** BRIEF **
Transcribe everything in the data word for word. Pictures are left out.

##############################

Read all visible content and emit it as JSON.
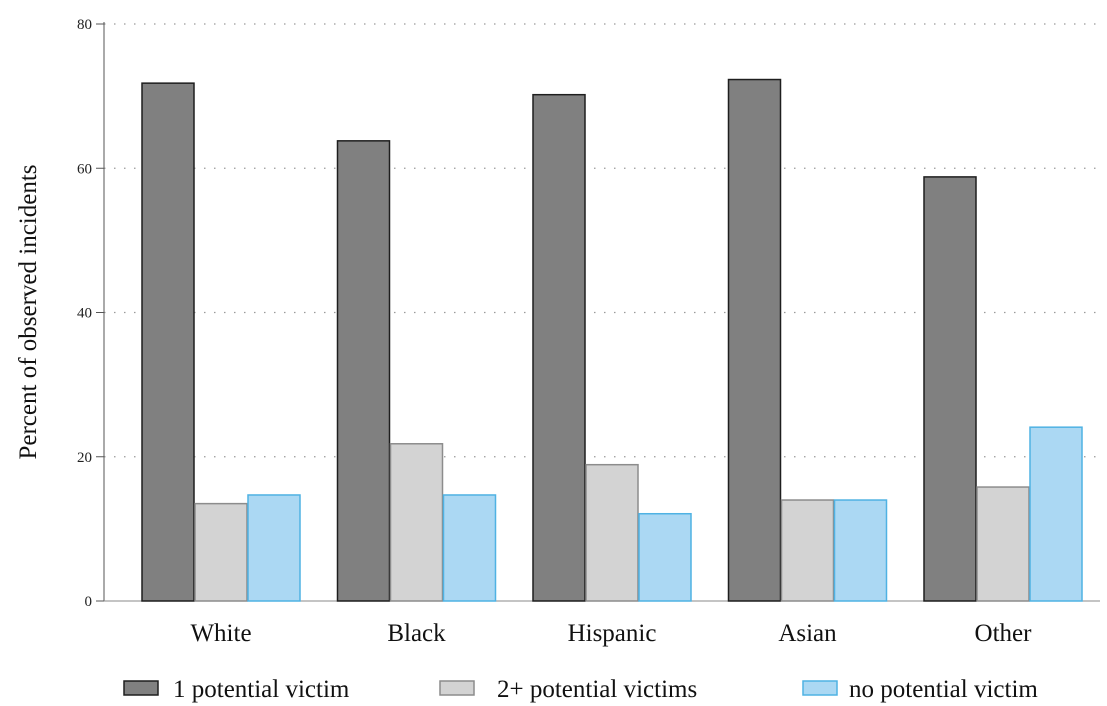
{
  "chart_data": {
    "type": "bar",
    "ylabel": "Percent of observed incidents",
    "xlabel": "",
    "ylim": [
      0,
      80
    ],
    "yticks": [
      0,
      20,
      40,
      60,
      80
    ],
    "grid": "horizontal-dotted",
    "legend_position": "bottom",
    "categories": [
      "White",
      "Black",
      "Hispanic",
      "Asian",
      "Other"
    ],
    "series": [
      {
        "name": "1 potential victim",
        "color": "#808080",
        "values": [
          71.8,
          63.8,
          70.2,
          72.3,
          58.8
        ]
      },
      {
        "name": "2+ potential victims",
        "color": "#d3d3d3",
        "values": [
          13.5,
          21.8,
          18.9,
          14.0,
          15.8
        ]
      },
      {
        "name": "no potential victim",
        "color": "#abd8f3",
        "values": [
          14.7,
          14.7,
          12.1,
          14.0,
          24.1
        ]
      }
    ]
  }
}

##############################

** FULL SOLUTION **
Read all visible content and emit it as JSON.
{
  "chart_data": {
    "type": "bar",
    "ylabel": "Percent of observed incidents",
    "xlabel": "",
    "ylim": [
      0,
      80
    ],
    "yticks": [
      0,
      20,
      40,
      60,
      80
    ],
    "grid": "horizontal-dotted",
    "legend_position": "bottom",
    "categories": [
      "White",
      "Black",
      "Hispanic",
      "Asian",
      "Other"
    ],
    "series": [
      {
        "name": "1 potential victim",
        "color": "#808080",
        "values": [
          71.8,
          63.8,
          70.2,
          72.3,
          58.8
        ]
      },
      {
        "name": "2+ potential victims",
        "color": "#d3d3d3",
        "values": [
          13.5,
          21.8,
          18.9,
          14.0,
          15.8
        ]
      },
      {
        "name": "no potential victim",
        "color": "#abd8f3",
        "values": [
          14.7,
          14.7,
          12.1,
          14.0,
          24.1
        ]
      }
    ]
  }
}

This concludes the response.